## WHAT YOU WILL DO
Select every line containing the word "they" from the material, and copy those lines.

## DATA SUPPLIED
▼▼▼

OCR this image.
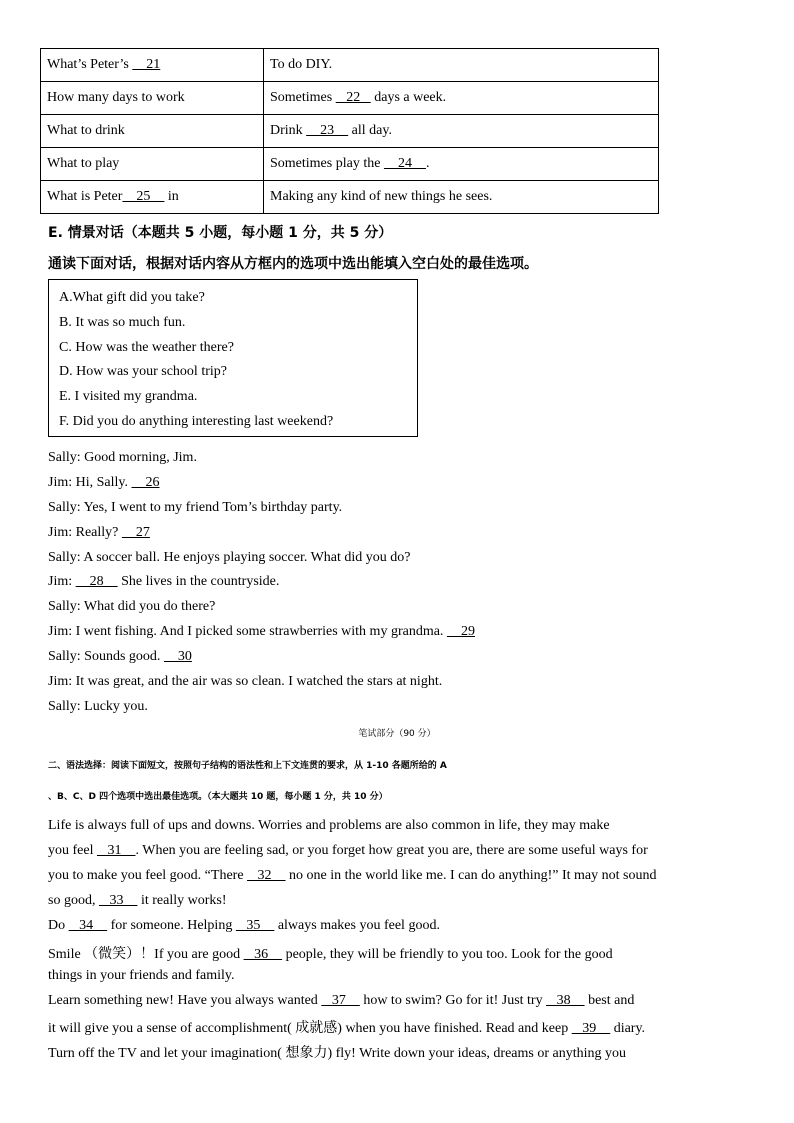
What’s Peter’s     21	To do DIY.
How many days to work	Sometimes    22    days a week.
What to drink	Drink     23     all day.
What to play	Sometimes play the     24    .
What is Peter    25     in	Making any kind of new things he sees.
E. 情景对话（本题共 5 小题，每小题 1 分，共 5 分）
通读下面对话，根据对话内容从方框内的选项中选出能填入空白处的最佳选项。
A.What gift did you take?
B. It was so much fun.
C. How was the weather there?
D. How was your school trip?
E. I visited my grandma.
F. Did you do anything interesting last weekend?
Sally: Good morning, Jim.
Jim: Hi, Sally.     26
Sally: Yes, I went to my friend Tom’s birthday party.
Jim: Really?     27
Sally: A soccer ball. He enjoys playing soccer. What did you do?
Jim:     28     She lives in the countryside.
Sally: What did you do there?
Jim: I went fishing. And I picked some strawberries with my grandma.     29
Sally: Sounds good.     30
Jim: It was great, and the air was so clean. I watched the stars at night.
Sally: Lucky you.
笔试部分（90 分）
二、语法选择：阅读下面短文，按照句子结构的语法性和上下文连贯的要求，从 1-10 各题所给的 A
、B、C、D 四个选项中选出最佳选项。（本大题共 10 题，每小题 1 分，共 10 分）
Life is always full of ups and downs. Worries and problems are also common in life, they may make
you feel    31    . When you are feeling sad, or you forget how great you are, there are some useful ways for
you to make you feel good. “There    32     no one in the world like me. I can do anything!” It may not sound
so good,    33     it really works!
Do    34     for someone. Helping    35     always makes you feel good.
Smile （微笑）！If you are good    36     people, they will be friendly to you too. Look for the good
things in your friends and family.
Learn something new! Have you always wanted    37     how to swim? Go for it! Just try    38     best and
it will give you a sense of accomplishment( 成就感) when you have finished. Read and keep    39     diary.
Turn off the TV and let your imagination( 想象力) fly! Write down your ideas, dreams or anything you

▲▲▲

## TASK RESPONSE
Life is always full of ups and downs. Worries and problems are also common in life, they may make
Smile （微笑）！If you are good    36     people, they will be friendly to you too. Look for the good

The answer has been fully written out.